Directions for this task:
Reply with nothing except the number of lines that contain the word "enfriamiento".

[Start Material for this exercise]

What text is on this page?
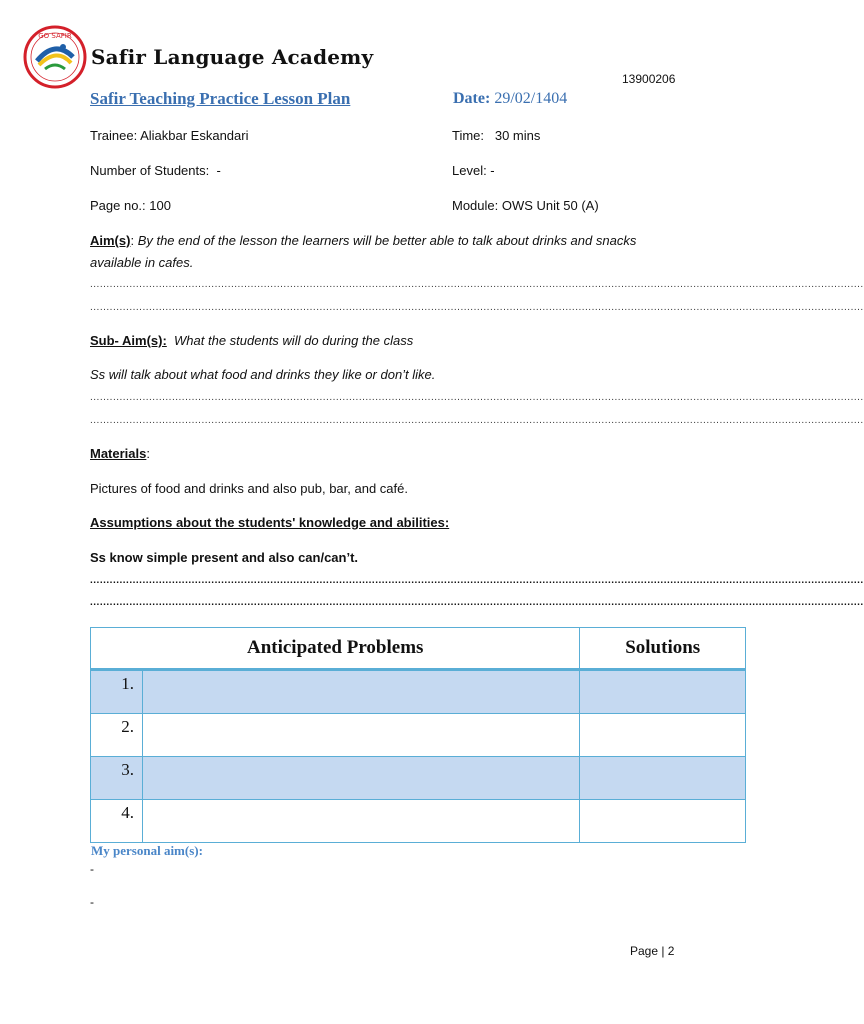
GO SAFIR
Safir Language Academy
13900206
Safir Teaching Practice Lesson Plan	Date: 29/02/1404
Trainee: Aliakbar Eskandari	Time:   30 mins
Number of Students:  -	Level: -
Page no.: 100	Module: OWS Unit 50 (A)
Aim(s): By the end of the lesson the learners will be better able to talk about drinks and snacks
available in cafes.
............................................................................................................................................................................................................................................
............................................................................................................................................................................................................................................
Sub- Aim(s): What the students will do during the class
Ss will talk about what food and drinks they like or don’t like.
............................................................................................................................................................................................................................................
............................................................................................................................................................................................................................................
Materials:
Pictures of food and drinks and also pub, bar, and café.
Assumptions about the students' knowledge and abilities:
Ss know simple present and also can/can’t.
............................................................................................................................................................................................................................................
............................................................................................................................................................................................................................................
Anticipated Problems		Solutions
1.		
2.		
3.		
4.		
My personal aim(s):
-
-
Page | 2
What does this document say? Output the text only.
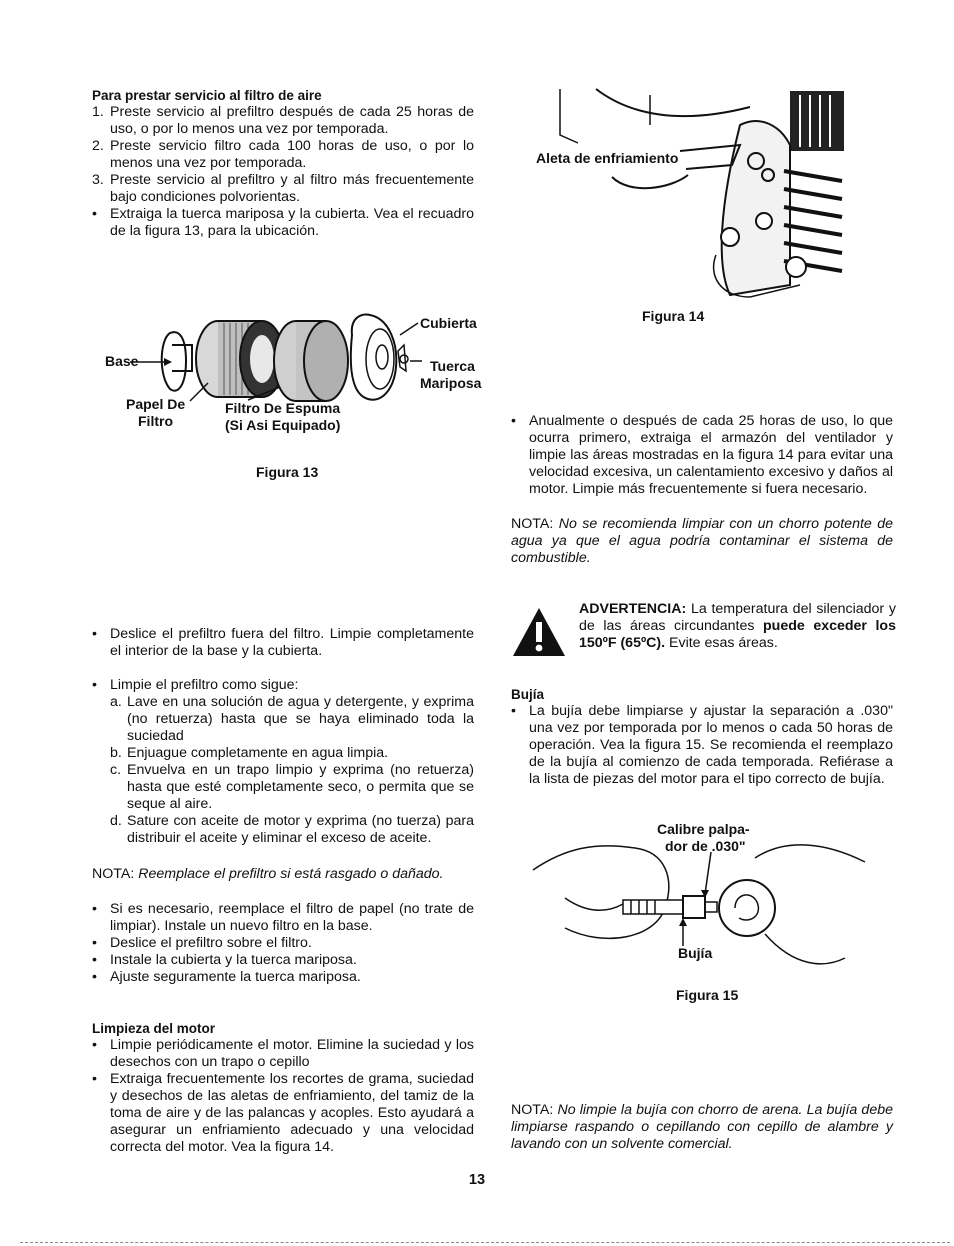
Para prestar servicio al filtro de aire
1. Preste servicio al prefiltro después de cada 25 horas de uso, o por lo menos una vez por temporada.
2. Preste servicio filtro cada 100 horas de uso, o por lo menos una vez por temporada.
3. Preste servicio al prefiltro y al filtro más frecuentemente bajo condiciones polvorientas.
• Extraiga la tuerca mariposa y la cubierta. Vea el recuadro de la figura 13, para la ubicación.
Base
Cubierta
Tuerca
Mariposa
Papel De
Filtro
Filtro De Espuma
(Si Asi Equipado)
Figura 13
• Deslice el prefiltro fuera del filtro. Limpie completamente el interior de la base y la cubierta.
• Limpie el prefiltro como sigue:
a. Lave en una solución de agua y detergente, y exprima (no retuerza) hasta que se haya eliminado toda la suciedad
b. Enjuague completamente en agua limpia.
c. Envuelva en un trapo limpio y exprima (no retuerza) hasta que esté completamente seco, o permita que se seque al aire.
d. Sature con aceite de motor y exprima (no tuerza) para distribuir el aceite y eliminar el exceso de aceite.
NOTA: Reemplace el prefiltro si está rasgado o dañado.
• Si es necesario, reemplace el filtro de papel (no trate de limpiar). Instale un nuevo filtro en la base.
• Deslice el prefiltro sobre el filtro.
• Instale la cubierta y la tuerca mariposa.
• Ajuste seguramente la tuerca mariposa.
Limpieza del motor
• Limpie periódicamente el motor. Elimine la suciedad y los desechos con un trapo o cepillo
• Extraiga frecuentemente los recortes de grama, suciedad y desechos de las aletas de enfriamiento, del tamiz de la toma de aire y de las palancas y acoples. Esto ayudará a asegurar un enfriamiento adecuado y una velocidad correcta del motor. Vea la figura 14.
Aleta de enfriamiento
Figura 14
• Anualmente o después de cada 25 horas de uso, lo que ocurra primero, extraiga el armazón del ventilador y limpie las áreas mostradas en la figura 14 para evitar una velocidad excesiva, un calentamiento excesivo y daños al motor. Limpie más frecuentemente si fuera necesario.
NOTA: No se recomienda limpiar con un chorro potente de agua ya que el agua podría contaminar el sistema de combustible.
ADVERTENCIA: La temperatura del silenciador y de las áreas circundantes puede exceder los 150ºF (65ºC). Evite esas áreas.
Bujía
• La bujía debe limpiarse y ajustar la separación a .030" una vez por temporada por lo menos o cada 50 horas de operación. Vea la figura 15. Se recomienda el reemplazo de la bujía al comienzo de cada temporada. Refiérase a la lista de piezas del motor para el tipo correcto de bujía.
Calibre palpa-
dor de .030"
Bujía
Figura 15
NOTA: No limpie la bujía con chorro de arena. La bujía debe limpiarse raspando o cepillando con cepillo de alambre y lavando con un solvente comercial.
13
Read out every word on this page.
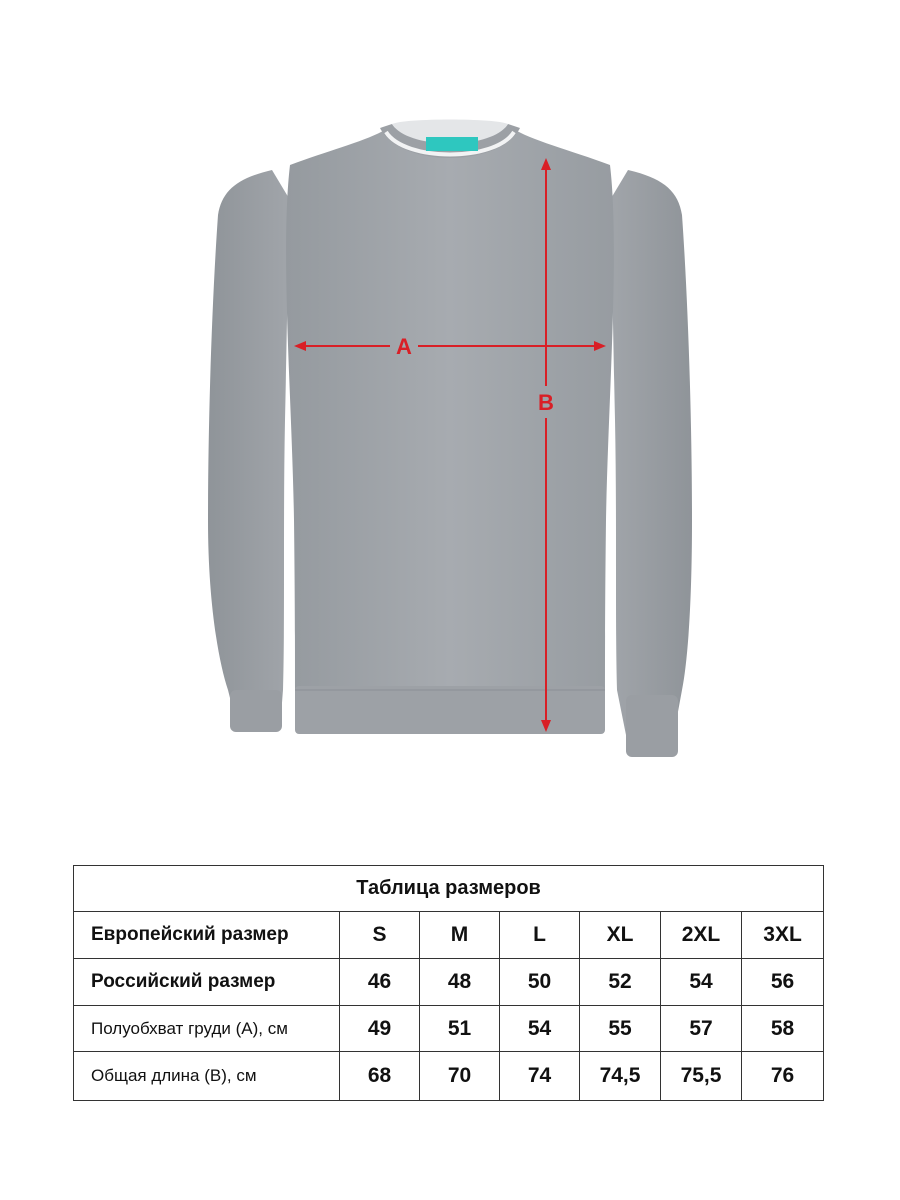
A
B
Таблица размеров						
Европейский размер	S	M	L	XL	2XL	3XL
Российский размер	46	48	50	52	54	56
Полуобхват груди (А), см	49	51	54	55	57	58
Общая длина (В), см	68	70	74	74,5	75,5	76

[End Material for this exercise]

Output for this exercise:
2